*Selected extract*
=== Begin Enclosure ===

1. A hair care composition comprising by weight:
(a) from about 0.1% to about 10% of an aminosilicone having a formula:

(R1)aG3-a-Si-(-OSiG2)n-(-OSiG b(R1)2-b)m-O-SiG3-a(R1)a wherein G is hydrogen, phenyl, hydroxy, or C1-C8 alkyl; a is an integer having a value from 1 to 3; b is 0, 1 or 2; n is a number from 1 to 2,000; m is an integer of 0; R1 is a monovalent radical conforming to the general formula CqH2qL, wherein q is an integer having a value from 2 to 8 and L is selected from the following groups: -N(R2)CH2-CH2-N(R2)2; -N(R2)2; -N(R2)3A ; -N(R2)CH2-CH2-NR2H2A ;
wherein R2 is hydrogen, phenyl, benzyl, or a saturated hydrocarbon radical; A is a halide ion.;
(b) from about 0.01 % to about 5% of a silicone copolyol having polyethyleneglycol and polypropylene glycol units, wherein the polyethyleneglycol unit has at least about 6 ethylene glycols to about 50 ethylene glycols and the polypropylene glycol unit has at least about 4.

=== End Enclosure ===

*Things to do*
A: In the hair care composition claim, what weight range is given for the aminosilicone?
B: Repeat the stretch of the hair care composition claim from "(R1)aG3-a-Si-(-OSiG2)n-(-OSiG b(R1)2-b)m-O-SiG3-a(R1)a wherein" through "least about 4.".
C: Go on with the hair care composition claim after its last sentence.
The lines that follow are separate material.

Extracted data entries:
=== Begin Enclosure ===

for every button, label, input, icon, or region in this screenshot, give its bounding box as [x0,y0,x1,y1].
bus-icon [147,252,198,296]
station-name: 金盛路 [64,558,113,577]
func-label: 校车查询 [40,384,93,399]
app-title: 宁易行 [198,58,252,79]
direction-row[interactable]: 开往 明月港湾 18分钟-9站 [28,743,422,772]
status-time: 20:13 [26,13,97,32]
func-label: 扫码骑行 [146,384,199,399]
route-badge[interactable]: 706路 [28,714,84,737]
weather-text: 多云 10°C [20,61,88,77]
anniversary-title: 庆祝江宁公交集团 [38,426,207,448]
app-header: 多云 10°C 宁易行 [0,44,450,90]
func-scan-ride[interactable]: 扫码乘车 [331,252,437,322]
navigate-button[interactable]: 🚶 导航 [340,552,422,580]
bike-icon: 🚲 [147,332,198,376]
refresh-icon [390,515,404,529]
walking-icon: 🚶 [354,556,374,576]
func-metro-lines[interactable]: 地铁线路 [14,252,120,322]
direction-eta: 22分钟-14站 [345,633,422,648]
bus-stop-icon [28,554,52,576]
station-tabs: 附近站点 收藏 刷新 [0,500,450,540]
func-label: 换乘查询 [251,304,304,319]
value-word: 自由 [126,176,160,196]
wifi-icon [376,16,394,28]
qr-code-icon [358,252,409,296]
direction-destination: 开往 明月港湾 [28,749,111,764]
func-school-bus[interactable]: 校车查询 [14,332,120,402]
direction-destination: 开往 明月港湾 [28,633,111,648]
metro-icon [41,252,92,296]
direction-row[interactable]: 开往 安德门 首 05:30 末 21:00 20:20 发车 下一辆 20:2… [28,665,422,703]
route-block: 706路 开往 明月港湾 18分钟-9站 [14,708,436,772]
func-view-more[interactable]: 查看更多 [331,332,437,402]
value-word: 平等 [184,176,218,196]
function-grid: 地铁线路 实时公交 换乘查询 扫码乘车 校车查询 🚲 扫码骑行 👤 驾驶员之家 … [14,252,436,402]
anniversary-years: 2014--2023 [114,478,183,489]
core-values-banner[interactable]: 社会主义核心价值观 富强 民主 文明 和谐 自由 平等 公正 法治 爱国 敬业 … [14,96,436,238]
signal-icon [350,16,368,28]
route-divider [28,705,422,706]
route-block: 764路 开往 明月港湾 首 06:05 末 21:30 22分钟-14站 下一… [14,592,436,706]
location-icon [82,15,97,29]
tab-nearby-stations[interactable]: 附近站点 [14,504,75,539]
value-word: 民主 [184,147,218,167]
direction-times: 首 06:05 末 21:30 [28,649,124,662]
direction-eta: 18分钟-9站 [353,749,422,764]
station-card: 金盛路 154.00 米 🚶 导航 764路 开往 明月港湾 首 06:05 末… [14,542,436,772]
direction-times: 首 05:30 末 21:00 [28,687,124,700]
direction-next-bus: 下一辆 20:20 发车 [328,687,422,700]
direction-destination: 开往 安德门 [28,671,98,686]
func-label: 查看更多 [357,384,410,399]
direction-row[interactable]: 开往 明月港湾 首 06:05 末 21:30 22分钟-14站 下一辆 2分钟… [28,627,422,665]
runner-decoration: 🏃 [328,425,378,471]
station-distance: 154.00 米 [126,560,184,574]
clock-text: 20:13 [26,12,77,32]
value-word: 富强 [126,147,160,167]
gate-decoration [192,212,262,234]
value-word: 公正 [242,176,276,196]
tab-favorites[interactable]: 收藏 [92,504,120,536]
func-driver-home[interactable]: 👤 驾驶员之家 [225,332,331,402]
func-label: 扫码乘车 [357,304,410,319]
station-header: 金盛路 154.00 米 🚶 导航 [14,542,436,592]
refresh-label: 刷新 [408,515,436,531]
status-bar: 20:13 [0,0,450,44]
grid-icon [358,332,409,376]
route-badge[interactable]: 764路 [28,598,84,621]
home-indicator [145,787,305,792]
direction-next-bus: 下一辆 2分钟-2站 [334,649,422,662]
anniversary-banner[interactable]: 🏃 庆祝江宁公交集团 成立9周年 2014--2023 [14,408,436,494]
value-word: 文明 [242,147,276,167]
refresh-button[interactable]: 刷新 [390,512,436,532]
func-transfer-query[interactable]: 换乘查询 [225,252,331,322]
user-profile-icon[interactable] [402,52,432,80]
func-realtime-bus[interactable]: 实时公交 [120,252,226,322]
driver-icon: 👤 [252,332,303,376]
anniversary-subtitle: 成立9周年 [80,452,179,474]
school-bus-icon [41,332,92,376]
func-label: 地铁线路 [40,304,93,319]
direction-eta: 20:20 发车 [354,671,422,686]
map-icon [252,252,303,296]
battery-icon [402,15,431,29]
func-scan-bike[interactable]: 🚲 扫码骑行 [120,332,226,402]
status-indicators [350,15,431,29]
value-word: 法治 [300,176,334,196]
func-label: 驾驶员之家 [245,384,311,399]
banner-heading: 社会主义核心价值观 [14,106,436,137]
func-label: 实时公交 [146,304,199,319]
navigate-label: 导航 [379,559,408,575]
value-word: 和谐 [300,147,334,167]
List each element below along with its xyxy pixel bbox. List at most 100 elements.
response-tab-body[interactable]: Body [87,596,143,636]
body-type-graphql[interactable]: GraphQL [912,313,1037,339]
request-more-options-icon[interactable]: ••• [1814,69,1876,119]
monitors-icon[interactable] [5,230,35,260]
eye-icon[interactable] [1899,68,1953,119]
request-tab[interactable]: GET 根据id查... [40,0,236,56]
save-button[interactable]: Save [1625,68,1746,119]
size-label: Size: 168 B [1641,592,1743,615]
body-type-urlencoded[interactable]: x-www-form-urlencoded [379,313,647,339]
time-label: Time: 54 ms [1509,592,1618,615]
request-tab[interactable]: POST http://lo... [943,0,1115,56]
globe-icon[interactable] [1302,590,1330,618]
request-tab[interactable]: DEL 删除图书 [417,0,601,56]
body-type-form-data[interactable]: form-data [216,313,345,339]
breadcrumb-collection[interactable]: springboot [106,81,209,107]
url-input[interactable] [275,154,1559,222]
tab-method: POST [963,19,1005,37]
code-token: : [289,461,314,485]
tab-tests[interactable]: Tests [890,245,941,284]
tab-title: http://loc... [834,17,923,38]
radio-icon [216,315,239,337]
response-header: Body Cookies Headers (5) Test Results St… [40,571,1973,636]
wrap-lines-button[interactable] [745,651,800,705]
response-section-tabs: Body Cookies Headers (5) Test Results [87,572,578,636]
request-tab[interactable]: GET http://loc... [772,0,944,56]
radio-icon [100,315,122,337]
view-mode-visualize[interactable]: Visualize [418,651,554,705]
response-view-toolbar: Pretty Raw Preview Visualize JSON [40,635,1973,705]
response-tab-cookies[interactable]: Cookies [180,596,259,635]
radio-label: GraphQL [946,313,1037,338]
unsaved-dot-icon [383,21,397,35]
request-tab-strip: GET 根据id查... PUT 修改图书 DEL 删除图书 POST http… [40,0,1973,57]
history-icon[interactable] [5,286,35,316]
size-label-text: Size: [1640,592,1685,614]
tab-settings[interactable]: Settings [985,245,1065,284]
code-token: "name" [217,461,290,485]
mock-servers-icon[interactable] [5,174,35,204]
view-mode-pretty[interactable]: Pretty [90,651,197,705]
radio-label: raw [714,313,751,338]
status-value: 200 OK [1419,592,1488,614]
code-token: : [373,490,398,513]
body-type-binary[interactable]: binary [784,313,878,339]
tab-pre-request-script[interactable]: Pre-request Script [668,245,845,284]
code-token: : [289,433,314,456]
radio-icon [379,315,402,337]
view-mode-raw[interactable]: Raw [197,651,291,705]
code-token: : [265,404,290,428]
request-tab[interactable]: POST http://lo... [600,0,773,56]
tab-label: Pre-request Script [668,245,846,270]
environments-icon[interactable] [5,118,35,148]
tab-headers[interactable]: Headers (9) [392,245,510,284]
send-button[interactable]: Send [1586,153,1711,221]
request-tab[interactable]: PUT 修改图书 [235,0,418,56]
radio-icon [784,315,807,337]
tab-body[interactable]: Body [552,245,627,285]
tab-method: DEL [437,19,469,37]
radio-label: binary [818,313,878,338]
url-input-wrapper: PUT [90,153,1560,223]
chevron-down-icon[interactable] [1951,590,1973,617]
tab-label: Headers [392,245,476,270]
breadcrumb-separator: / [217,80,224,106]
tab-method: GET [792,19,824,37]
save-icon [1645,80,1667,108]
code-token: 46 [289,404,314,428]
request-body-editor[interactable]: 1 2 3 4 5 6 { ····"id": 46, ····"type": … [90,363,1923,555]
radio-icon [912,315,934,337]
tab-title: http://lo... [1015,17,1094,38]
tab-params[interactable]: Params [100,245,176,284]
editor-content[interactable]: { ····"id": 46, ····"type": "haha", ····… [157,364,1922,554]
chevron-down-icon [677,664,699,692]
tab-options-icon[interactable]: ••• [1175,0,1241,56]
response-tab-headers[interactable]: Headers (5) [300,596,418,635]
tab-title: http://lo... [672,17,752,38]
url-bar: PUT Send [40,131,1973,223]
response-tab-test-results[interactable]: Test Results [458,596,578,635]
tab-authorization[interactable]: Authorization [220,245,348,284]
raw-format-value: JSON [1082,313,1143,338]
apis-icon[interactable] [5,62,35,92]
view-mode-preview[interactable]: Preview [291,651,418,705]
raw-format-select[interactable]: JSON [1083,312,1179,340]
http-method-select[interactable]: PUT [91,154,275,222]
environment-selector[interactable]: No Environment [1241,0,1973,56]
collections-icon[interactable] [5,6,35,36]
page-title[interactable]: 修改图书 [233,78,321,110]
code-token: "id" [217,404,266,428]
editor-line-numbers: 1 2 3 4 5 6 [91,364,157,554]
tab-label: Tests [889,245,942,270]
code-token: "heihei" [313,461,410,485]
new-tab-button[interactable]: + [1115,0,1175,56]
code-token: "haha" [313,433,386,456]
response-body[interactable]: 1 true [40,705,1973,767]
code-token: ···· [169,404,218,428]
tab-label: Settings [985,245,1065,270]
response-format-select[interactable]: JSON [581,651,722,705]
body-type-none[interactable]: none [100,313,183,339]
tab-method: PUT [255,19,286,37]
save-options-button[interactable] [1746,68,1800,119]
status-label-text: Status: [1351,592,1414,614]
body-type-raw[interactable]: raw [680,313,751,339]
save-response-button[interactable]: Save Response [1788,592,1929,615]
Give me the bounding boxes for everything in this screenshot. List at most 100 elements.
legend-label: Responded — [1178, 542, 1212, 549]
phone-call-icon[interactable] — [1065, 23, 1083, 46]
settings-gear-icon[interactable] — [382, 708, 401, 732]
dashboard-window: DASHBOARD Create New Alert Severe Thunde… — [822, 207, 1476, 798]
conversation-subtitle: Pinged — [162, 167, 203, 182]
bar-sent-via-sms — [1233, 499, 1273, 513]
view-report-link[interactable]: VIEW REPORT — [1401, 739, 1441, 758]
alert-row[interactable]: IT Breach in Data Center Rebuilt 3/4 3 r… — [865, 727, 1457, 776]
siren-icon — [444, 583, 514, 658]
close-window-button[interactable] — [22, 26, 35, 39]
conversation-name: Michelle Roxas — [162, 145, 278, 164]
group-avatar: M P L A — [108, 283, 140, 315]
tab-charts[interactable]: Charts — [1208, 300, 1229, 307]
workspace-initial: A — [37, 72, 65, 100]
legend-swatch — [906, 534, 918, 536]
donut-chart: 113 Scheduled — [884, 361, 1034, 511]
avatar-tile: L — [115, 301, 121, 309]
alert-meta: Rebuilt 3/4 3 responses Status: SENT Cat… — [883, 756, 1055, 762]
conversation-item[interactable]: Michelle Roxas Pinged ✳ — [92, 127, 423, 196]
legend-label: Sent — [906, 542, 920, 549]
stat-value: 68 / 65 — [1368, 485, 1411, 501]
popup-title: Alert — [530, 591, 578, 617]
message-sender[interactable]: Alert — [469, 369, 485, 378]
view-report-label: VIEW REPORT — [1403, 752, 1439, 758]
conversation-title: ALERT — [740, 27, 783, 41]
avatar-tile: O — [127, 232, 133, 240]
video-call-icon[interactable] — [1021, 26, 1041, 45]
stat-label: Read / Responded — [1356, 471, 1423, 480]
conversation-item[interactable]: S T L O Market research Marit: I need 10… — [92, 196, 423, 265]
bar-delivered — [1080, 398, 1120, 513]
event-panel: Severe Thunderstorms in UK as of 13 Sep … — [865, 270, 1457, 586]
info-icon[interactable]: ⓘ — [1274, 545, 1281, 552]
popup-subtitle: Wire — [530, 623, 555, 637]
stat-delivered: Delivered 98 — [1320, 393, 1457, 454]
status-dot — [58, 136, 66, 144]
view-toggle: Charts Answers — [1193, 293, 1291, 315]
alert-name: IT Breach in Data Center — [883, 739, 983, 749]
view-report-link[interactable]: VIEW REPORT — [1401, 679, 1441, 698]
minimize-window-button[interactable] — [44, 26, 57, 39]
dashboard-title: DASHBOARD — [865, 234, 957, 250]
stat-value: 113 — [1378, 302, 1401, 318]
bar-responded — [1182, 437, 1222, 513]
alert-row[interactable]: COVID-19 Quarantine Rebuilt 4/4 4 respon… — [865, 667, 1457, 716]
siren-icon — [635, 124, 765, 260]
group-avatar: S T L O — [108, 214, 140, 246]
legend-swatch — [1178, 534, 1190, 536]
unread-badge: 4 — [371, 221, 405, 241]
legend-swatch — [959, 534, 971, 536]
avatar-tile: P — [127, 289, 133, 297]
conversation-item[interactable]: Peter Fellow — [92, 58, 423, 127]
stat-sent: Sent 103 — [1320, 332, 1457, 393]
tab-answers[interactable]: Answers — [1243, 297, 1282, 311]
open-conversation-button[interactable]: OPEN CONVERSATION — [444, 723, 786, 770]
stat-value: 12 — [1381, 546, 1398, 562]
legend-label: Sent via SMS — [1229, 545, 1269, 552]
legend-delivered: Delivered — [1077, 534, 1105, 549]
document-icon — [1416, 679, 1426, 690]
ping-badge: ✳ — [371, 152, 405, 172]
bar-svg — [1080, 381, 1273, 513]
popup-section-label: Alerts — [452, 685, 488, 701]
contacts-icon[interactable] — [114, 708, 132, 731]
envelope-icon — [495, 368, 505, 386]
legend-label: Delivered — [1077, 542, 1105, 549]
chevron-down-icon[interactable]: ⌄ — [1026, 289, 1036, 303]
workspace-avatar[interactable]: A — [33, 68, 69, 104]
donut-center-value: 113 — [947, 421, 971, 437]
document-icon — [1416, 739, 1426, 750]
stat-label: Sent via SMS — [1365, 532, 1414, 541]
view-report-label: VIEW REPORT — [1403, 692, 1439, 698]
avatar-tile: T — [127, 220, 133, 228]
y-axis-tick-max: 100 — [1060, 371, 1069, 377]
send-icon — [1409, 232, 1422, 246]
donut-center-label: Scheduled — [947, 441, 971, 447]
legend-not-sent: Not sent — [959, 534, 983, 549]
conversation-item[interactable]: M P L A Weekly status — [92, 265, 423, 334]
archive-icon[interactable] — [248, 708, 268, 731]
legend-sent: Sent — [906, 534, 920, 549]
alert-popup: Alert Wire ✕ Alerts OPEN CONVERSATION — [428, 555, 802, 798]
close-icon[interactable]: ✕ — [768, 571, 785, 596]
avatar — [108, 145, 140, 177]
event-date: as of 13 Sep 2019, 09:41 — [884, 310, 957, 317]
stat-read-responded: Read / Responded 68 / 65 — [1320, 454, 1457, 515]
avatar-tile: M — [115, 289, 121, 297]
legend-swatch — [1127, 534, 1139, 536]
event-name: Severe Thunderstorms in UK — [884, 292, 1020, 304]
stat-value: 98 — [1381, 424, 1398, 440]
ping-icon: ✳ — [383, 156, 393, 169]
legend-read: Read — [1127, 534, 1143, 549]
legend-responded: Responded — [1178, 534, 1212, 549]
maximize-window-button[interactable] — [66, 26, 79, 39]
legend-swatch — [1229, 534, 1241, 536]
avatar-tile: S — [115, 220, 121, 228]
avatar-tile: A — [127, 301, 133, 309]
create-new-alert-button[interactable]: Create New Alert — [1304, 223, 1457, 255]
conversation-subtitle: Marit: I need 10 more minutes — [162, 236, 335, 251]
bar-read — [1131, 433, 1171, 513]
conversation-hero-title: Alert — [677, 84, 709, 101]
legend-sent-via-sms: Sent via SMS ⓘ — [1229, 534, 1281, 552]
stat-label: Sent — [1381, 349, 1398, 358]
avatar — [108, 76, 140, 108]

=== End Enclosure ===

*Outputs in order*
A: From about 0.1% to about 10%.

B:
(R1)aG3-a-Si-(-OSiG2)n-(-OSiG b(R1)2-b)m-O-SiG3-a(R1)a wherein G is hydrogen, phenyl, hydroxy, or C1-C8 alkyl; a is an integer having a value from 1 to 3; b is 0, 1 or 2; n is a number from 1 to 2,000; m is an integer of 0; R1 is a monovalent radical conforming to the general formula CqH2qL, wherein q is an integer having a value from 2 to 8 and L is selected from the following groups: -N(R2)CH2-CH2-N(R2)2; -N(R2)2; -N(R2)3A ; -N(R2)CH2-CH2-NR2H2A ;
wherein R2 is hydrogen, phenyl, benzyl, or a saturated hydrocarbon radical; A is a halide ion.;
(b) from about 0.01 % to about 5% of a silicone copolyol having polyethyleneglycol and polypropylene glycol units, wherein the polyethyleneglycol unit has at least about 6 ethylene glycols to about 50 ethylene glycols and the polypropylene glycol unit has at least about 4.

C:
propylene glycols to about 50 propylene glycols, and wherein the mole ratio of the ethylene glycol and the propylene glycol is from about 1: 0.2 to about 1: 2; and (c) an aqueous carrier.

2. The hair care composition of Claim 1, wherein the polyethyleneglycol unit has at least about 8 ethylene glycols to about 40 ethylene glycols and the polypropylene glycol unit has at least about 6. propylene glycols to about 40 propylene glycols~

3. The hair care composition of Claim 1, wherein the polyethyleneglycol unit has at least about 12 ethylene glycols to about 25 ethylene glycols and the polypropylene glycol unit has at least about 12 propylene glycols to about 25 propylene glycols.

4. The hair care composition of Claim 1, wherein the mole ratio of the ethylene glycol and the propylene glycol is from about 1: 0.25 to about 1: 1.5.

5. The hair care composition of Claim 1, wherein the mole ratio of the ethylene glycol and the propylene glycol is from about 1: 0.75 to about 1: 1.25.

6. The hair care composition of Claim 1, wherein the silicone copolyol has a molecular weight of from about 18000 to about 25000.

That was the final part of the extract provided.